Quote all of the entries word for word.

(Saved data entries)
-----

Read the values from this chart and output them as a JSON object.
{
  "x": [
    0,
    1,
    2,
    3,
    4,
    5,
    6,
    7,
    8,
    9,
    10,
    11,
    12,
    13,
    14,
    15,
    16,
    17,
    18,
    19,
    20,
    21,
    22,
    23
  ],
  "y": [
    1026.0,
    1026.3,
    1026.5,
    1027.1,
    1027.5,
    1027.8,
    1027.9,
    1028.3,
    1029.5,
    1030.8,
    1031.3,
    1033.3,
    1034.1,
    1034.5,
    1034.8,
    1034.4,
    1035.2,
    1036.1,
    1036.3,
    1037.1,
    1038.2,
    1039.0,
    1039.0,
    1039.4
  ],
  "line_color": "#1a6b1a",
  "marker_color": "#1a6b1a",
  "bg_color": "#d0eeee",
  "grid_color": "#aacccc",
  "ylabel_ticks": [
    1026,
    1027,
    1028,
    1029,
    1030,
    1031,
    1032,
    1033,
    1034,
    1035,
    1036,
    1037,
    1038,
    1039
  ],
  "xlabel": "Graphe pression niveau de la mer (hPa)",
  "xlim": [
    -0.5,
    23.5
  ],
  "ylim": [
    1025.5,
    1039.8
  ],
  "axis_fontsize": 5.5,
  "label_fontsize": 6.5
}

-----

Full answer
Read the values from this chart and output them as a JSON object.
{
  "x": [
    0,
    1,
    2,
    3,
    4,
    5,
    6,
    7,
    8,
    9,
    10,
    11,
    12,
    13,
    14,
    15,
    16,
    17,
    18,
    19,
    20,
    21,
    22,
    23
  ],
  "y": [
    1026.0,
    1026.3,
    1026.5,
    1027.1,
    1027.5,
    1027.8,
    1027.9,
    1028.3,
    1029.5,
    1030.8,
    1031.3,
    1033.3,
    1034.1,
    1034.5,
    1034.8,
    1034.4,
    1035.2,
    1036.1,
    1036.3,
    1037.1,
    1038.2,
    1039.0,
    1039.0,
    1039.4
  ],
  "line_color": "#1a6b1a",
  "marker_color": "#1a6b1a",
  "bg_color": "#d0eeee",
  "grid_color": "#aacccc",
  "ylabel_ticks": [
    1026,
    1027,
    1028,
    1029,
    1030,
    1031,
    1032,
    1033,
    1034,
    1035,
    1036,
    1037,
    1038,
    1039
  ],
  "xlabel": "Graphe pression niveau de la mer (hPa)",
  "xlim": [
    -0.5,
    23.5
  ],
  "ylim": [
    1025.5,
    1039.8
  ],
  "axis_fontsize": 5.5,
  "label_fontsize": 6.5
}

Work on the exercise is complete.